● **Goal**:
Show each line of the data below that has the string "Vivir" in it.

● **Data shown**:

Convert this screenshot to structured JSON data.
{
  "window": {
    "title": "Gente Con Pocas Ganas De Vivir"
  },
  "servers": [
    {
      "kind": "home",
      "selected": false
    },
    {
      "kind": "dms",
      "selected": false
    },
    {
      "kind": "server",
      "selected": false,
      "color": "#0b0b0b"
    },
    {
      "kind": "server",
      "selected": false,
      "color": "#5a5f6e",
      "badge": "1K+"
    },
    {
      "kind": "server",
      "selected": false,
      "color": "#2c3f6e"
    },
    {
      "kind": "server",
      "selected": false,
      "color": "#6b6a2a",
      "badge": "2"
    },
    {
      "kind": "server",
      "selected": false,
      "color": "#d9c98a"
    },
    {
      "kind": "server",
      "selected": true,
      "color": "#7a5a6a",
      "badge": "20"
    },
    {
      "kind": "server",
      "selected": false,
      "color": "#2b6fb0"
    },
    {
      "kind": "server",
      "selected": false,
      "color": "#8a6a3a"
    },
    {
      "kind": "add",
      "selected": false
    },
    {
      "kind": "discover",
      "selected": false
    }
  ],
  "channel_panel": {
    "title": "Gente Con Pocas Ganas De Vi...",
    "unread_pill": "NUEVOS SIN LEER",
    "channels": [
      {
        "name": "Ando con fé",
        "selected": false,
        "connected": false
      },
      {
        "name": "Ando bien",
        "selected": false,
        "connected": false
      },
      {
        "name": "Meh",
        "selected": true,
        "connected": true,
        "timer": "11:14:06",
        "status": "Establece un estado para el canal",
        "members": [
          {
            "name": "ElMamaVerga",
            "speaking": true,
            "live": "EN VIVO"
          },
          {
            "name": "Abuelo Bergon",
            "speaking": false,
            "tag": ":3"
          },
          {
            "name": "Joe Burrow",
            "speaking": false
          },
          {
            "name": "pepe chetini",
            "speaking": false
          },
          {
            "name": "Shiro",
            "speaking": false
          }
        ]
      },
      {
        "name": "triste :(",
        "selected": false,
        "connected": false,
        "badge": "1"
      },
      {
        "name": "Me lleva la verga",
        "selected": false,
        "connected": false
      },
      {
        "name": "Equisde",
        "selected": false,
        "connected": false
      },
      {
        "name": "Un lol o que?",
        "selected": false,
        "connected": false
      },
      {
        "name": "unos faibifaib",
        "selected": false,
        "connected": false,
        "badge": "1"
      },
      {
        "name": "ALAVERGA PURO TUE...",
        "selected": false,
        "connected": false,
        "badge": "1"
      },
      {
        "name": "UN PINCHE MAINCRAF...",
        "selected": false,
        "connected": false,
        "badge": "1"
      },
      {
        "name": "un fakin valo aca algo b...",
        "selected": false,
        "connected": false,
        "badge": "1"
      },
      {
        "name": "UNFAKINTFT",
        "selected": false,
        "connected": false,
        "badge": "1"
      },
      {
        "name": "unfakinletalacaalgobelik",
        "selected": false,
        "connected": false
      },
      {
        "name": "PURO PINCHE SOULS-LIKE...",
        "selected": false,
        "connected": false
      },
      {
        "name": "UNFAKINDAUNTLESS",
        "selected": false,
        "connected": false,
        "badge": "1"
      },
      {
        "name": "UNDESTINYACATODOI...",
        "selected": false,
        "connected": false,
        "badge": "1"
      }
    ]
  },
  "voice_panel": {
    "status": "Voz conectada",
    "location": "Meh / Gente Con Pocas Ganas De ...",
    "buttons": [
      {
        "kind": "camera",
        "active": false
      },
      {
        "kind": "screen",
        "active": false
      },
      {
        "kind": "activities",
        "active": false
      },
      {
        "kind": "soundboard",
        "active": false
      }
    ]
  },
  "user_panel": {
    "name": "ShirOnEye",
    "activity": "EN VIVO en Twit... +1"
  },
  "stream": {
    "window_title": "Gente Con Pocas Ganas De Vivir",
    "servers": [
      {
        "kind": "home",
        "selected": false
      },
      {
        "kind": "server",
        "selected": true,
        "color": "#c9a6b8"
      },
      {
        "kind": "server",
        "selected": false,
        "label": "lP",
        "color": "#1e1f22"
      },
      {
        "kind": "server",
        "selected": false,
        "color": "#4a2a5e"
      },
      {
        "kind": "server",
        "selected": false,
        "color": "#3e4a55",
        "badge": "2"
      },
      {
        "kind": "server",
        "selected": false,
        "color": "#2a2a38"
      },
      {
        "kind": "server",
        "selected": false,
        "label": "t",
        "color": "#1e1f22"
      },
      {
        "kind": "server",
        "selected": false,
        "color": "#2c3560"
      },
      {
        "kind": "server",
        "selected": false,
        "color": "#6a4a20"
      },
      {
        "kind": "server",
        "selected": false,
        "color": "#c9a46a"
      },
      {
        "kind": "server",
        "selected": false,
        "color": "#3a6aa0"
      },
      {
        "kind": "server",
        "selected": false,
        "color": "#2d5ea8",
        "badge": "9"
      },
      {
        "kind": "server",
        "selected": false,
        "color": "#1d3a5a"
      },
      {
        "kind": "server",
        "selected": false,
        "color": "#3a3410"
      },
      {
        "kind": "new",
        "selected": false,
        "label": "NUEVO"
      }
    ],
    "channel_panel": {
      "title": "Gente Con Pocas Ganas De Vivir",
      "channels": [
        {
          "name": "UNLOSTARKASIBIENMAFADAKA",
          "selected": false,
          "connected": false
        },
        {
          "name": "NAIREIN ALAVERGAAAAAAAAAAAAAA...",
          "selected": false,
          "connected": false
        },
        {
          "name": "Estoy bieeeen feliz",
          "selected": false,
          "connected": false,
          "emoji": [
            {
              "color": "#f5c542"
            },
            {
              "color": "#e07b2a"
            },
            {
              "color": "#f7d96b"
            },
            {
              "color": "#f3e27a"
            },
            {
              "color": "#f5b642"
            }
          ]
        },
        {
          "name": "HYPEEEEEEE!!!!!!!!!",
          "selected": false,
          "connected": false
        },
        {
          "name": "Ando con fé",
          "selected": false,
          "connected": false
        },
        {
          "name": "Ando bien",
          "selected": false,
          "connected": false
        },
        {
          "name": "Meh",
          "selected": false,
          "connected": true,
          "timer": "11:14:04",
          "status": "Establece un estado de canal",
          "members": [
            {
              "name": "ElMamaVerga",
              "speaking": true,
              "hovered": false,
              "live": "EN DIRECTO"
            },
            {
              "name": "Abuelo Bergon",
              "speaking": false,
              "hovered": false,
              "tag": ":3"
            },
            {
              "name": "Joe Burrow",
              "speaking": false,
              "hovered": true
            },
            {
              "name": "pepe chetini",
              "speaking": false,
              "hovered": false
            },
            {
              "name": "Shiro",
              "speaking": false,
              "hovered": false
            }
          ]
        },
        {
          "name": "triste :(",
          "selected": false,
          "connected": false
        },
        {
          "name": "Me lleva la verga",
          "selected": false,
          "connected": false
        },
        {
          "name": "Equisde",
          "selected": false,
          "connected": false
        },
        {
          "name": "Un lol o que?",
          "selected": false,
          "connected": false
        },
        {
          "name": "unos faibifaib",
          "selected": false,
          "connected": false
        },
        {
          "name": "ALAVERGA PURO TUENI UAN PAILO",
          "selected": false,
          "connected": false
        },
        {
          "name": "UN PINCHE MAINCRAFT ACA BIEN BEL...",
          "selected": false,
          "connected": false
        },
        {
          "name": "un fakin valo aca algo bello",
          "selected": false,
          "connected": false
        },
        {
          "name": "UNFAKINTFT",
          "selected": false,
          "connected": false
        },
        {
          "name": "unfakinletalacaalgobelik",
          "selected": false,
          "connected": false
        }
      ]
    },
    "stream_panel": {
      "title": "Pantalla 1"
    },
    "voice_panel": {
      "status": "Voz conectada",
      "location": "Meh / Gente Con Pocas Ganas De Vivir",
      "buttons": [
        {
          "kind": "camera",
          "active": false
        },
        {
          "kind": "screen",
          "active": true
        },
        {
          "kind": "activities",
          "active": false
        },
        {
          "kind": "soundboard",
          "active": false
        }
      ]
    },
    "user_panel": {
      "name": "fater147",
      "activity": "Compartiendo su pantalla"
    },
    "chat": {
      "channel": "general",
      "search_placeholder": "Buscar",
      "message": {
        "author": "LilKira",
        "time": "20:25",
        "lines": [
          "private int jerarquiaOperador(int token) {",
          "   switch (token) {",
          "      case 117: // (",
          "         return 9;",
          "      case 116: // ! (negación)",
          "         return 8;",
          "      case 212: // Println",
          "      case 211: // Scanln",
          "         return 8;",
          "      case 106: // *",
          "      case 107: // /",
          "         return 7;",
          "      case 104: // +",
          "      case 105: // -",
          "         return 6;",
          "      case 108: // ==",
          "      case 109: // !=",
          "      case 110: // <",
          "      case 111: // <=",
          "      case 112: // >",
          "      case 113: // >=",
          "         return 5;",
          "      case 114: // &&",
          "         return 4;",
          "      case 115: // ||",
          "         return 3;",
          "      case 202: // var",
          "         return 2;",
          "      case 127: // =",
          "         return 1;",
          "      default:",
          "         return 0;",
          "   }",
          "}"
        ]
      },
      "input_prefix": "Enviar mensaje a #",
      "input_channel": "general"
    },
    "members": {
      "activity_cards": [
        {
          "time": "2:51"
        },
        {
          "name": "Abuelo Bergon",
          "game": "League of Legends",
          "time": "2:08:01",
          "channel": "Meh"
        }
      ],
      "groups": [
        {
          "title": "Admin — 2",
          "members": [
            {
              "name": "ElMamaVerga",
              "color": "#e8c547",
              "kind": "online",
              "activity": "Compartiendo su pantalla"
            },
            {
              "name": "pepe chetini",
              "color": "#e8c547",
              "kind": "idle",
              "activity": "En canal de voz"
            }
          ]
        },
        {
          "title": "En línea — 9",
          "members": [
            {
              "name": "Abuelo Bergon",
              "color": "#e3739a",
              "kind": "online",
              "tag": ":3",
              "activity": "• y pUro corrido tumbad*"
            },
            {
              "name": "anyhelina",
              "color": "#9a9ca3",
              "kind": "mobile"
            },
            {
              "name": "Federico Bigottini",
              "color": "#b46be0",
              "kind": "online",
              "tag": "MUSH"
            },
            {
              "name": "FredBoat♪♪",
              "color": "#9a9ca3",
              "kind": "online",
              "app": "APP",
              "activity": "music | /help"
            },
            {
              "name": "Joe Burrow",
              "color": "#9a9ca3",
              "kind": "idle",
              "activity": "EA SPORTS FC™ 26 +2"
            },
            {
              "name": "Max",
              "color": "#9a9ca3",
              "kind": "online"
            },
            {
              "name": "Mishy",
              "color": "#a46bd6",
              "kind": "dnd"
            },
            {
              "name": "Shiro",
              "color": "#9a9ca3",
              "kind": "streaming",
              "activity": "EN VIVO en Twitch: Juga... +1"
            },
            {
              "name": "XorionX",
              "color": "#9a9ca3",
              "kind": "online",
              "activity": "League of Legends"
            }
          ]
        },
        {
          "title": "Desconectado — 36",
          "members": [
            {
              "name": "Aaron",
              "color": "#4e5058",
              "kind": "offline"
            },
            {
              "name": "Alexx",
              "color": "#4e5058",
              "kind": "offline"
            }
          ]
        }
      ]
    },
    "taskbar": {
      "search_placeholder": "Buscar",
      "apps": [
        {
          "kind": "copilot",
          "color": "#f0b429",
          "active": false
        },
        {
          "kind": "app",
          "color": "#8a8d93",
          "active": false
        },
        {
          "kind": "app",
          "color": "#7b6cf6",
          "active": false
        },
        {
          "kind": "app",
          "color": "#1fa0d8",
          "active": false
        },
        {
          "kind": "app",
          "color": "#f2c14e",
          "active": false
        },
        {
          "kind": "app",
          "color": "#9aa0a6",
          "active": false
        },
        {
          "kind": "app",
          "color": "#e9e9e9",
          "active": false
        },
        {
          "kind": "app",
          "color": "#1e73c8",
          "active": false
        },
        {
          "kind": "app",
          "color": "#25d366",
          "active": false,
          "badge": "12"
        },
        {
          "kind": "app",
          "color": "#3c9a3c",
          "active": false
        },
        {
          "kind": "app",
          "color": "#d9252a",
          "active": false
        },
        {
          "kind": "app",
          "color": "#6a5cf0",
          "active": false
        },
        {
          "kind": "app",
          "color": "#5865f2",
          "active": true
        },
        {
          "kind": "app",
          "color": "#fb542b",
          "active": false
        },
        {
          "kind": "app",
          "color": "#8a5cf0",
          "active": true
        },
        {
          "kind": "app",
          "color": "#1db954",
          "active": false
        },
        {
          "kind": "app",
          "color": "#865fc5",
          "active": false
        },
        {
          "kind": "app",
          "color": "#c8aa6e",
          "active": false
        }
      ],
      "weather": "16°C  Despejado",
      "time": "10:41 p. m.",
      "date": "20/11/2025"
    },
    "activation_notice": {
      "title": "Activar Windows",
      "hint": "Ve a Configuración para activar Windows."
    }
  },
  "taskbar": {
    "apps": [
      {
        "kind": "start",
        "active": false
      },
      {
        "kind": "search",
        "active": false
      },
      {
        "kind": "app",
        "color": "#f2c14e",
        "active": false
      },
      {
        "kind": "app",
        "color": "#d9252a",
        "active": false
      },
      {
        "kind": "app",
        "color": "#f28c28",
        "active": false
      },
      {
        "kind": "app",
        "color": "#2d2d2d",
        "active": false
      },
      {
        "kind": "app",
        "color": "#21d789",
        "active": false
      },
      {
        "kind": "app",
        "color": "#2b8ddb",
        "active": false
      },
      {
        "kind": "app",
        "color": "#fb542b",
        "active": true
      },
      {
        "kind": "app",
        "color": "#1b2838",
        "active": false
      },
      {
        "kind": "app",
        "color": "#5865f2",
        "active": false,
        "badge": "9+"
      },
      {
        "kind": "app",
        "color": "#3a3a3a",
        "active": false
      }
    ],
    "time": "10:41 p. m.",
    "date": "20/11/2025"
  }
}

● **The solution**:
    "title": "Gente Con Pocas Ganas De Vivir"
    "window_title": "Gente Con Pocas Ganas De Vivir",
      "title": "Gente Con Pocas Ganas De Vivir",
      "location": "Meh / Gente Con Pocas Ganas De Vivir",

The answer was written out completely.